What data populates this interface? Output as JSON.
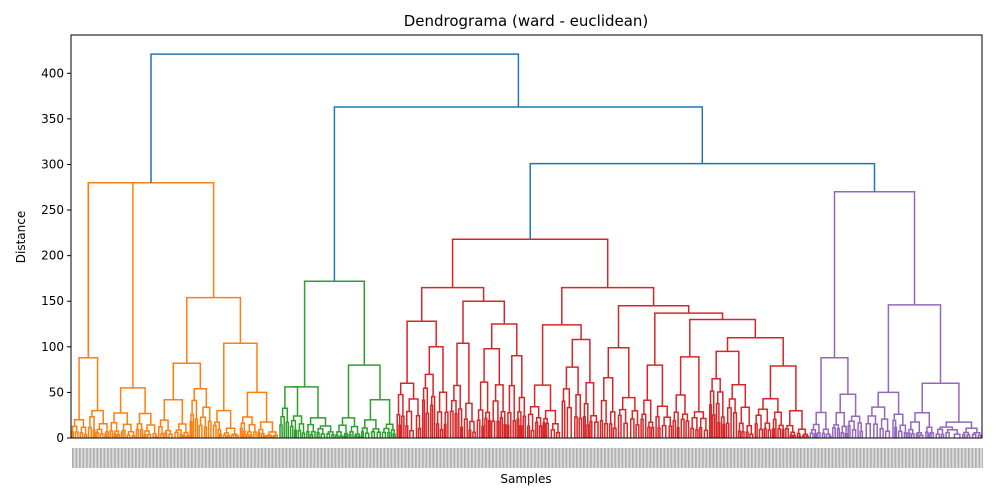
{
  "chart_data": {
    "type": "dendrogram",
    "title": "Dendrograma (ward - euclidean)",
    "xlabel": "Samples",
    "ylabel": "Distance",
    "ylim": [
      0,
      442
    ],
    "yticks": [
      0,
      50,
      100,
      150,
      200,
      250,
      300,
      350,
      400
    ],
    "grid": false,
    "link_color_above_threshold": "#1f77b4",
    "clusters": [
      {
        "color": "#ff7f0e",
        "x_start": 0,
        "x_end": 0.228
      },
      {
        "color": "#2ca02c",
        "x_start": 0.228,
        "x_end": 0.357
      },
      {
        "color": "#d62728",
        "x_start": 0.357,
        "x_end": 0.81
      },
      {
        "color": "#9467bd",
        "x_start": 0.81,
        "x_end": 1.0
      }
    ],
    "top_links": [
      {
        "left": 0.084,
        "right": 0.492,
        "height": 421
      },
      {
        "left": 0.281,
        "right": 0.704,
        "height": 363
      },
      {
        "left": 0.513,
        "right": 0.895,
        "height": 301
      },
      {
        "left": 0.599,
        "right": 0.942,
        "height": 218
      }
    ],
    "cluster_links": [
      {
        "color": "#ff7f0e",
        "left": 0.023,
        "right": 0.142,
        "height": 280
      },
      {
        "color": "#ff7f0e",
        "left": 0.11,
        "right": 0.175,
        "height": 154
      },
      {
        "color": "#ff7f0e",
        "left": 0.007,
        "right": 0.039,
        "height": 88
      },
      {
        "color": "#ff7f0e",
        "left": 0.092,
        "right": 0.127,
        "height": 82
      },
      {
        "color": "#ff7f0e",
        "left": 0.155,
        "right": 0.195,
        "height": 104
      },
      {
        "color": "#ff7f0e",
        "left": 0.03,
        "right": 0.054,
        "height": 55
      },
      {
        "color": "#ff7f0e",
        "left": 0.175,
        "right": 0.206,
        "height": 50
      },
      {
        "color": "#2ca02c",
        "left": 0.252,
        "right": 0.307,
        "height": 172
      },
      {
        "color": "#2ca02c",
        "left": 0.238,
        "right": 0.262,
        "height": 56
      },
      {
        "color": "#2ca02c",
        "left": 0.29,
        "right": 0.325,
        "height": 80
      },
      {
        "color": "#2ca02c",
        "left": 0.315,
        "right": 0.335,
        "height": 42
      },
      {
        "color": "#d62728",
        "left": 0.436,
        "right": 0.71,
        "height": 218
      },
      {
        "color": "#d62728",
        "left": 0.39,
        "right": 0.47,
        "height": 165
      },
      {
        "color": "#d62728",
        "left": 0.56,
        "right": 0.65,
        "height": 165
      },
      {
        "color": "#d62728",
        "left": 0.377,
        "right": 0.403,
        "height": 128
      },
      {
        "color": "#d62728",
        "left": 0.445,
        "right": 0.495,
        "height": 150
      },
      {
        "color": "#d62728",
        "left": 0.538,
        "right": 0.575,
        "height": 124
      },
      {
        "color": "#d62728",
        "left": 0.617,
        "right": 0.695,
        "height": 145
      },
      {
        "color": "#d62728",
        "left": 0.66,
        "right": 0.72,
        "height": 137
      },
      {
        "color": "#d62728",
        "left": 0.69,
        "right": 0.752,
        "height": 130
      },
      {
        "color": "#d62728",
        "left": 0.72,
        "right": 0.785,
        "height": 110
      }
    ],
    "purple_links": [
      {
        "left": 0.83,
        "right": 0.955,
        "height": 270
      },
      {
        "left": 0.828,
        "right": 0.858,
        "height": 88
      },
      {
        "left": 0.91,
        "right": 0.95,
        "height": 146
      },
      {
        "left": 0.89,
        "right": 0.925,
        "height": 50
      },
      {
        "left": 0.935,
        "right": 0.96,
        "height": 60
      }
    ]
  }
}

DIRECTIONS >>
Transcribe the material as is, with images omitted.

WRITTEN SOLUTION >>
What data populates this interface? Output as JSON.
{
  "chart_data": {
    "type": "dendrogram",
    "title": "Dendrograma (ward - euclidean)",
    "xlabel": "Samples",
    "ylabel": "Distance",
    "ylim": [
      0,
      442
    ],
    "yticks": [
      0,
      50,
      100,
      150,
      200,
      250,
      300,
      350,
      400
    ],
    "grid": false,
    "link_color_above_threshold": "#1f77b4",
    "clusters": [
      {
        "color": "#ff7f0e",
        "x_start": 0,
        "x_end": 0.228
      },
      {
        "color": "#2ca02c",
        "x_start": 0.228,
        "x_end": 0.357
      },
      {
        "color": "#d62728",
        "x_start": 0.357,
        "x_end": 0.81
      },
      {
        "color": "#9467bd",
        "x_start": 0.81,
        "x_end": 1.0
      }
    ],
    "top_links": [
      {
        "left": 0.084,
        "right": 0.492,
        "height": 421
      },
      {
        "left": 0.281,
        "right": 0.704,
        "height": 363
      },
      {
        "left": 0.513,
        "right": 0.895,
        "height": 301
      },
      {
        "left": 0.599,
        "right": 0.942,
        "height": 218
      }
    ],
    "cluster_links": [
      {
        "color": "#ff7f0e",
        "left": 0.023,
        "right": 0.142,
        "height": 280
      },
      {
        "color": "#ff7f0e",
        "left": 0.11,
        "right": 0.175,
        "height": 154
      },
      {
        "color": "#ff7f0e",
        "left": 0.007,
        "right": 0.039,
        "height": 88
      },
      {
        "color": "#ff7f0e",
        "left": 0.092,
        "right": 0.127,
        "height": 82
      },
      {
        "color": "#ff7f0e",
        "left": 0.155,
        "right": 0.195,
        "height": 104
      },
      {
        "color": "#ff7f0e",
        "left": 0.03,
        "right": 0.054,
        "height": 55
      },
      {
        "color": "#ff7f0e",
        "left": 0.175,
        "right": 0.206,
        "height": 50
      },
      {
        "color": "#2ca02c",
        "left": 0.252,
        "right": 0.307,
        "height": 172
      },
      {
        "color": "#2ca02c",
        "left": 0.238,
        "right": 0.262,
        "height": 56
      },
      {
        "color": "#2ca02c",
        "left": 0.29,
        "right": 0.325,
        "height": 80
      },
      {
        "color": "#2ca02c",
        "left": 0.315,
        "right": 0.335,
        "height": 42
      },
      {
        "color": "#d62728",
        "left": 0.436,
        "right": 0.71,
        "height": 218
      },
      {
        "color": "#d62728",
        "left": 0.39,
        "right": 0.47,
        "height": 165
      },
      {
        "color": "#d62728",
        "left": 0.56,
        "right": 0.65,
        "height": 165
      },
      {
        "color": "#d62728",
        "left": 0.377,
        "right": 0.403,
        "height": 128
      },
      {
        "color": "#d62728",
        "left": 0.445,
        "right": 0.495,
        "height": 150
      },
      {
        "color": "#d62728",
        "left": 0.538,
        "right": 0.575,
        "height": 124
      },
      {
        "color": "#d62728",
        "left": 0.617,
        "right": 0.695,
        "height": 145
      },
      {
        "color": "#d62728",
        "left": 0.66,
        "right": 0.72,
        "height": 137
      },
      {
        "color": "#d62728",
        "left": 0.69,
        "right": 0.752,
        "height": 130
      },
      {
        "color": "#d62728",
        "left": 0.72,
        "right": 0.785,
        "height": 110
      }
    ],
    "purple_links": [
      {
        "left": 0.83,
        "right": 0.955,
        "height": 270
      },
      {
        "left": 0.828,
        "right": 0.858,
        "height": 88
      },
      {
        "left": 0.91,
        "right": 0.95,
        "height": 146
      },
      {
        "left": 0.89,
        "right": 0.925,
        "height": 50
      },
      {
        "left": 0.935,
        "right": 0.96,
        "height": 60
      }
    ]
  }
}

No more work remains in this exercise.